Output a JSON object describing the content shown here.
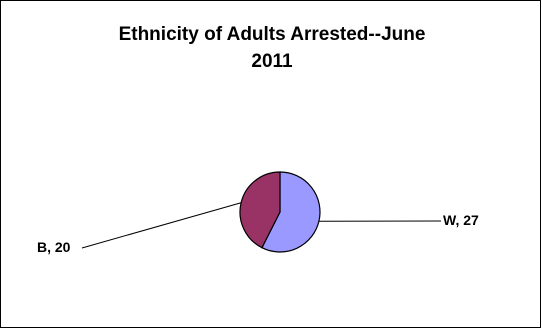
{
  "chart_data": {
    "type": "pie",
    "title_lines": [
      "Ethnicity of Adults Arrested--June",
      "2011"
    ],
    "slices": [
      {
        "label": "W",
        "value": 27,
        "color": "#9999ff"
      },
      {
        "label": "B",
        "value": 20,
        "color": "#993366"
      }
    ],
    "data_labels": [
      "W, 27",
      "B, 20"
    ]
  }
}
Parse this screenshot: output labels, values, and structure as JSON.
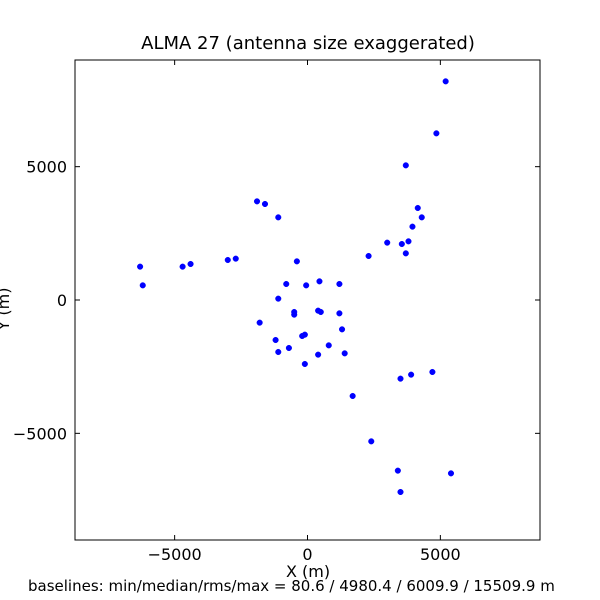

━━━━━━━━━━━━━━━━━━━━━━━━━━━━━━

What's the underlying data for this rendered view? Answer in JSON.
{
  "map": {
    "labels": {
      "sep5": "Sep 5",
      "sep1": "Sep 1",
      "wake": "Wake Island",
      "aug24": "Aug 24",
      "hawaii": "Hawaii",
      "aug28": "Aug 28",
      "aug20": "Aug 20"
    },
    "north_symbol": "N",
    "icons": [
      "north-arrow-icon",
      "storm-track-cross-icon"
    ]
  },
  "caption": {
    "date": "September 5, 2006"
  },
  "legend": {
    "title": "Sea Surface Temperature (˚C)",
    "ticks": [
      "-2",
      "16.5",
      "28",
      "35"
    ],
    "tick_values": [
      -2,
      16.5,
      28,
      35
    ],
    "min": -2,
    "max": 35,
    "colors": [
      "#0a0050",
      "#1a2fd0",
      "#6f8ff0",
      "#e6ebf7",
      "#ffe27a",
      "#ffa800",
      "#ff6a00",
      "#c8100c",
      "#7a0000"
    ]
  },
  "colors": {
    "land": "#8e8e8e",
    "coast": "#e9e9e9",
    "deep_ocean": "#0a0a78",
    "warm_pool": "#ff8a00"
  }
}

━━━━━━━━━━━━━━━━━━━━━━━━━━━━━━

GIVEN INSTRUCTION: Take out nothing but the lines from the one containing "Output a JSON" to the one containing "Parse this screenshot: output", inclusive, retyped exactly. Drop the pictures.

COMPLETED EXERCISE:
Output a JSON object describing the content shown here.
{
  "chart_data": {
    "type": "pie",
    "title_lines": [
      "Ethnicity of Adults Arrested--June",
      "2011"
    ],
    "slices": [
      {
        "label": "W",
        "value": 27,
        "color": "#9999ff"
      },
      {
        "label": "B",
        "value": 20,
        "color": "#993366"
      }
    ],
    "data_labels": [
      "W, 27",
      "B, 20"
    ]
  }
}
Parse this screenshot: output labels, values, and structure as JSON.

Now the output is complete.